*Rows:*
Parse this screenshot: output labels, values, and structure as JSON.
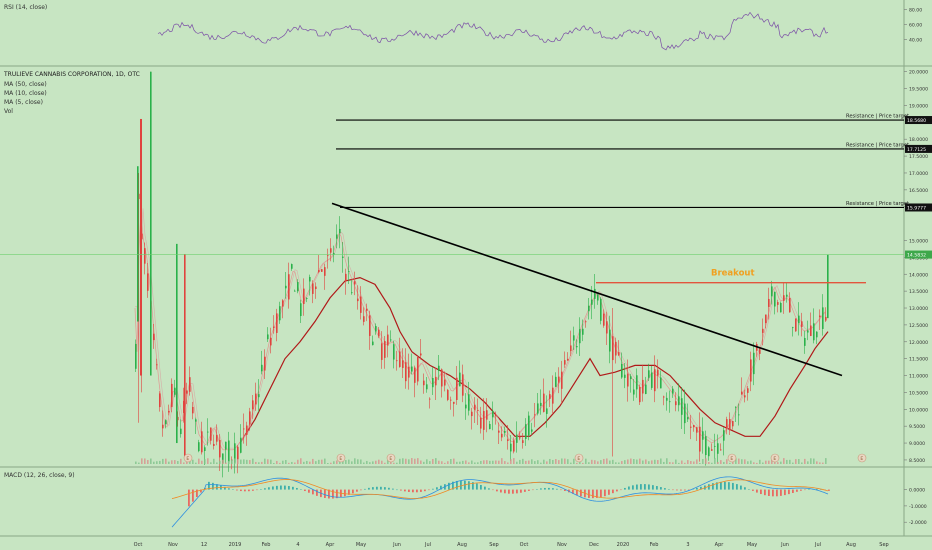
{
  "rsi": {
    "label": "RSI (14, close)",
    "ticks": [
      "80.00",
      "60.00",
      "40.00"
    ],
    "tick_values": [
      80,
      60,
      40
    ],
    "range": [
      10,
      90
    ],
    "color": "#7b4fa6"
  },
  "main": {
    "symbol_label": "TRULIEVE CANNABIS CORPORATION, 1D, OTC",
    "indicators": [
      "MA (50, close)",
      "MA (10, close)",
      "MA (5, close)",
      "Vol"
    ],
    "price_ticks": [
      "20.0000",
      "19.5000",
      "19.0000",
      "18.0000",
      "17.5000",
      "17.0000",
      "16.5000",
      "16.0000",
      "15.0000",
      "14.5000",
      "14.0000",
      "13.5000",
      "13.0000",
      "12.5000",
      "12.0000",
      "11.5000",
      "11.0000",
      "10.5000",
      "10.0000",
      "9.5000",
      "9.0000",
      "8.5000"
    ],
    "price_tick_values": [
      20,
      19.5,
      19,
      18,
      17.5,
      17,
      16.5,
      16,
      15,
      14.5,
      14,
      13.5,
      13,
      12.5,
      12,
      11.5,
      11,
      10.5,
      10,
      9.5,
      9,
      8.5
    ],
    "price_range": [
      8.35,
      20.05
    ],
    "resistance_label": "Resistance | Price target",
    "resistance_levels": [
      {
        "value": 18.568,
        "badge": "18.5680"
      },
      {
        "value": 17.7125,
        "badge": "17.7125"
      },
      {
        "value": 15.9777,
        "badge": "15.9777"
      }
    ],
    "current_price_badge": "14.5832",
    "current_price": 14.5832,
    "breakout_label": "Breakout",
    "breakout_level": 13.75,
    "event_marker": "E",
    "colors": {
      "up": "#2ab14a",
      "down": "#e0433e",
      "ma50": "#b01919",
      "ma_short": "#e88888",
      "trendline": "#000000",
      "breakout": "#e2553d",
      "breakout_text": "#f0a020",
      "current": "#6fd06f"
    }
  },
  "macd": {
    "label": "MACD (12, 26, close, 9)",
    "ticks": [
      "0.0000",
      "-1.0000",
      "-2.0000"
    ],
    "tick_values": [
      0,
      -1,
      -2
    ],
    "range": [
      -2.6,
      1.2
    ],
    "colors": {
      "macd": "#2f8fe0",
      "signal": "#f08a24",
      "hist": "#26a6a6",
      "hist_neg": "#ef5350"
    }
  },
  "x_axis": {
    "labels": [
      "Oct",
      "Nov",
      "12",
      "2019",
      "Feb",
      "4",
      "Apr",
      "May",
      "Jun",
      "Jul",
      "Aug",
      "Sep",
      "Oct",
      "Nov",
      "Dec",
      "2020",
      "Feb",
      "3",
      "Apr",
      "May",
      "Jun",
      "Jul",
      "Aug",
      "Sep"
    ]
  },
  "chart_data": {
    "type": "candlestick",
    "title": "TRULIEVE CANNABIS CORPORATION, 1D, OTC",
    "ylim": [
      8.35,
      20.05
    ],
    "key_points": [
      {
        "date": "2018-10",
        "value": 12.5
      },
      {
        "date": "2018-10",
        "value": 17.0
      },
      {
        "date": "2018-12",
        "value": 8.5
      },
      {
        "date": "2019-02",
        "value": 14.5
      },
      {
        "date": "2019-04",
        "value": 15.9777
      },
      {
        "date": "2019-08",
        "value": 10.2
      },
      {
        "date": "2019-10",
        "value": 8.5
      },
      {
        "date": "2019-12",
        "value": 13.6
      },
      {
        "date": "2020-04",
        "value": 8.8
      },
      {
        "date": "2020-05",
        "value": 13.9
      },
      {
        "date": "2020-07",
        "value": 14.5832
      }
    ],
    "resistance_levels": [
      18.568,
      17.7125,
      15.9777
    ],
    "breakout_level": 13.75,
    "trendline": [
      {
        "date": "2019-04",
        "value": 16.1
      },
      {
        "date": "2020-07",
        "value": 11.0
      }
    ]
  }
}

*Short task:* Using the listing, collect all lines in which the string "CANNABIS" is found.

*Worked answer:*
    "symbol_label": "TRULIEVE CANNABIS CORPORATION, 1D, OTC",
    "title": "TRULIEVE CANNABIS CORPORATION, 1D, OTC",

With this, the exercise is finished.